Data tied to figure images
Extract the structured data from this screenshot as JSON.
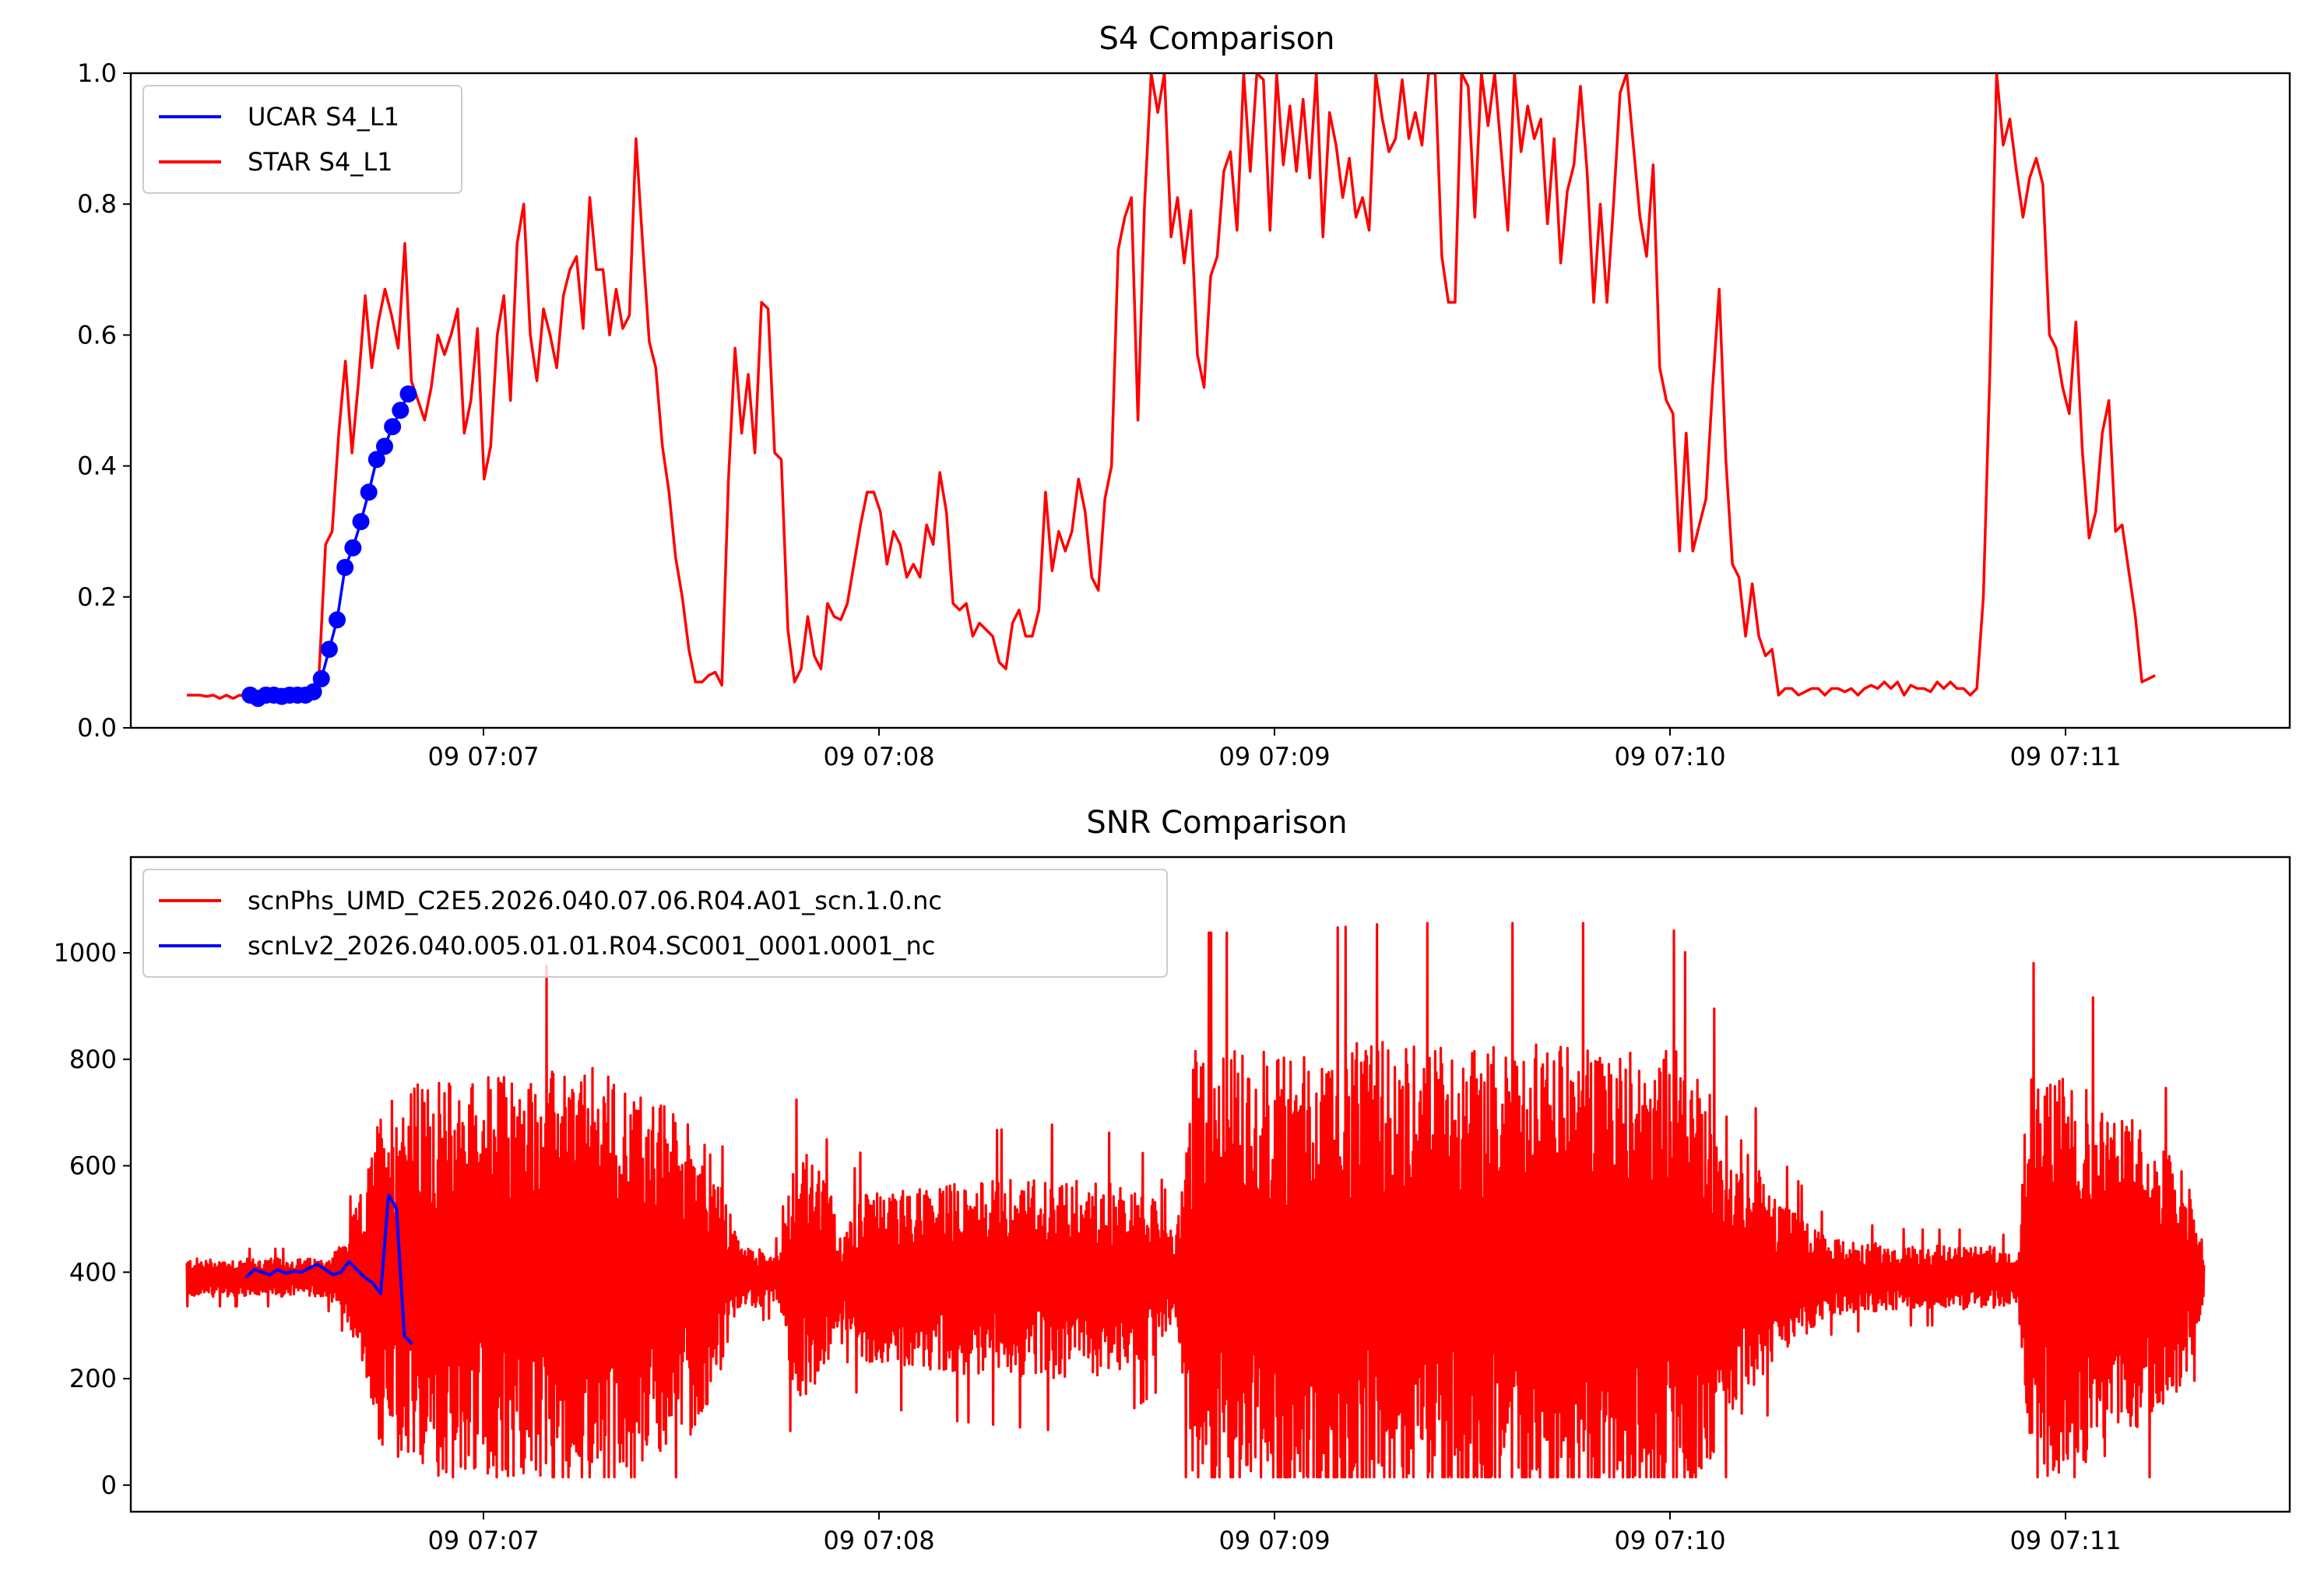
{
  "chart_data": [
    {
      "type": "line",
      "title": "S4 Comparison",
      "xlabel": "",
      "ylabel": "",
      "x_axis": "time",
      "x_ticks": [
        "09 07:07",
        "09 07:08",
        "09 07:09",
        "09 07:10",
        "09 07:11"
      ],
      "y_ticks": [
        "0.0",
        "0.2",
        "0.4",
        "0.6",
        "0.8",
        "1.0"
      ],
      "ylim": [
        0,
        1.0
      ],
      "legend_position": "upper-left",
      "grid": false,
      "series": [
        {
          "name": "UCAR S4_L1",
          "color": "#0000ff",
          "marker": "circle",
          "x_minutes": [
            6.41,
            6.43,
            6.45,
            6.47,
            6.49,
            6.51,
            6.53,
            6.55,
            6.57,
            6.59,
            6.61,
            6.63,
            6.65,
            6.67,
            6.69,
            6.71,
            6.73,
            6.75,
            6.77,
            6.79,
            6.81
          ],
          "y": [
            0.05,
            0.045,
            0.05,
            0.05,
            0.048,
            0.05,
            0.05,
            0.05,
            0.055,
            0.075,
            0.12,
            0.165,
            0.245,
            0.275,
            0.315,
            0.36,
            0.41,
            0.43,
            0.46,
            0.485,
            0.51
          ]
        },
        {
          "name": "STAR S4_L1",
          "color": "#ff0000",
          "x_start_minutes": 6.25,
          "x_step_minutes": 0.0167,
          "y": [
            0.05,
            0.05,
            0.05,
            0.048,
            0.05,
            0.045,
            0.05,
            0.045,
            0.05,
            0.048,
            0.05,
            0.05,
            0.055,
            0.05,
            0.055,
            0.05,
            0.055,
            0.05,
            0.055,
            0.06,
            0.08,
            0.28,
            0.3,
            0.45,
            0.56,
            0.42,
            0.53,
            0.66,
            0.55,
            0.62,
            0.67,
            0.63,
            0.58,
            0.74,
            0.53,
            0.5,
            0.47,
            0.52,
            0.6,
            0.57,
            0.6,
            0.64,
            0.45,
            0.5,
            0.61,
            0.38,
            0.43,
            0.6,
            0.66,
            0.5,
            0.74,
            0.8,
            0.6,
            0.53,
            0.64,
            0.6,
            0.55,
            0.66,
            0.7,
            0.72,
            0.61,
            0.81,
            0.7,
            0.7,
            0.6,
            0.67,
            0.61,
            0.63,
            0.9,
            0.74,
            0.59,
            0.55,
            0.43,
            0.36,
            0.26,
            0.2,
            0.12,
            0.07,
            0.07,
            0.08,
            0.085,
            0.065,
            0.38,
            0.58,
            0.45,
            0.54,
            0.42,
            0.65,
            0.64,
            0.42,
            0.41,
            0.15,
            0.07,
            0.09,
            0.17,
            0.11,
            0.09,
            0.19,
            0.17,
            0.165,
            0.19,
            0.25,
            0.31,
            0.36,
            0.36,
            0.33,
            0.25,
            0.3,
            0.28,
            0.23,
            0.25,
            0.23,
            0.31,
            0.28,
            0.39,
            0.33,
            0.19,
            0.18,
            0.19,
            0.14,
            0.16,
            0.15,
            0.14,
            0.1,
            0.09,
            0.16,
            0.18,
            0.14,
            0.14,
            0.18,
            0.36,
            0.24,
            0.3,
            0.27,
            0.3,
            0.38,
            0.33,
            0.23,
            0.21,
            0.35,
            0.4,
            0.73,
            0.78,
            0.81,
            0.47,
            0.8,
            1.0,
            0.94,
            1.0,
            0.75,
            0.81,
            0.71,
            0.79,
            0.57,
            0.52,
            0.69,
            0.72,
            0.85,
            0.88,
            0.76,
            1.0,
            0.85,
            1.0,
            0.99,
            0.76,
            1.0,
            0.86,
            0.95,
            0.85,
            0.96,
            0.84,
            1.0,
            0.75,
            0.94,
            0.89,
            0.81,
            0.87,
            0.78,
            0.81,
            0.76,
            1.0,
            0.93,
            0.88,
            0.9,
            0.99,
            0.9,
            0.94,
            0.89,
            1.0,
            1.0,
            0.72,
            0.65,
            0.65,
            1.0,
            0.98,
            0.78,
            1.0,
            0.92,
            1.0,
            0.88,
            0.76,
            1.0,
            0.88,
            0.95,
            0.9,
            0.93,
            0.77,
            0.9,
            0.71,
            0.82,
            0.86,
            0.98,
            0.85,
            0.65,
            0.8,
            0.65,
            0.8,
            0.97,
            1.0,
            0.89,
            0.78,
            0.72,
            0.86,
            0.55,
            0.5,
            0.48,
            0.27,
            0.45,
            0.27,
            0.31,
            0.35,
            0.52,
            0.67,
            0.41,
            0.25,
            0.23,
            0.14,
            0.22,
            0.14,
            0.11,
            0.12,
            0.05,
            0.06,
            0.06,
            0.05,
            0.055,
            0.06,
            0.06,
            0.05,
            0.06,
            0.06,
            0.055,
            0.06,
            0.05,
            0.06,
            0.065,
            0.06,
            0.07,
            0.06,
            0.07,
            0.05,
            0.065,
            0.06,
            0.06,
            0.055,
            0.07,
            0.06,
            0.07,
            0.06,
            0.06,
            0.05,
            0.06,
            0.2,
            0.55,
            1.0,
            0.89,
            0.93,
            0.85,
            0.78,
            0.84,
            0.87,
            0.83,
            0.6,
            0.58,
            0.52,
            0.48,
            0.62,
            0.42,
            0.29,
            0.33,
            0.45,
            0.5,
            0.3,
            0.31,
            0.24,
            0.17,
            0.07,
            0.075,
            0.08
          ]
        }
      ]
    },
    {
      "type": "line",
      "title": "SNR Comparison",
      "xlabel": "",
      "ylabel": "",
      "x_axis": "time",
      "x_ticks": [
        "09 07:07",
        "09 07:08",
        "09 07:09",
        "09 07:10",
        "09 07:11"
      ],
      "y_ticks": [
        "0",
        "200",
        "400",
        "600",
        "800",
        "1000"
      ],
      "ylim": [
        -50,
        1180
      ],
      "legend_position": "upper-left",
      "grid": false,
      "series": [
        {
          "name": "scnPhs_UMD_C2E5.2026.040.07.06.R04.A01_scn.1.0.nc",
          "color": "#ff0000",
          "baseline": 390,
          "amplitude_envelope": {
            "minutes": [
              6.25,
              6.6,
              6.65,
              6.7,
              6.75,
              7.0,
              7.3,
              7.55,
              7.65,
              7.75,
              7.78,
              7.82,
              7.88,
              7.9,
              7.95,
              8.2,
              8.45,
              8.6,
              8.7,
              8.75,
              8.8,
              9.0,
              9.3,
              9.6,
              9.8,
              10.0,
              10.15,
              10.25,
              10.4,
              10.6,
              10.8,
              10.88,
              10.9,
              11.0,
              11.15,
              11.3,
              11.35
            ],
            "half_range": [
              30,
              30,
              60,
              150,
              300,
              320,
              330,
              240,
              50,
              40,
              180,
              200,
              130,
              60,
              130,
              150,
              160,
              150,
              120,
              60,
              360,
              360,
              370,
              370,
              370,
              370,
              250,
              140,
              60,
              50,
              50,
              40,
              330,
              320,
              260,
              170,
              50
            ]
          }
        },
        {
          "name": "scnLv2_2026.040.005.01.01.R04.SC001_0001.0001_nc",
          "color": "#0000ff",
          "x_minutes": [
            6.4,
            6.42,
            6.44,
            6.46,
            6.48,
            6.5,
            6.52,
            6.54,
            6.56,
            6.58,
            6.6,
            6.62,
            6.64,
            6.66,
            6.68,
            6.7,
            6.72,
            6.74,
            6.76,
            6.78,
            6.8,
            6.82
          ],
          "y": [
            390,
            405,
            400,
            395,
            405,
            398,
            402,
            400,
            408,
            415,
            405,
            395,
            400,
            420,
            405,
            390,
            380,
            360,
            545,
            520,
            280,
            265
          ]
        }
      ]
    }
  ]
}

* _Objective_:
Scan the material line by line and report each one that contains "Comparison".

* _Exercise answer_:
      "title": "S4 Comparison",
      "title": "SNR Comparison",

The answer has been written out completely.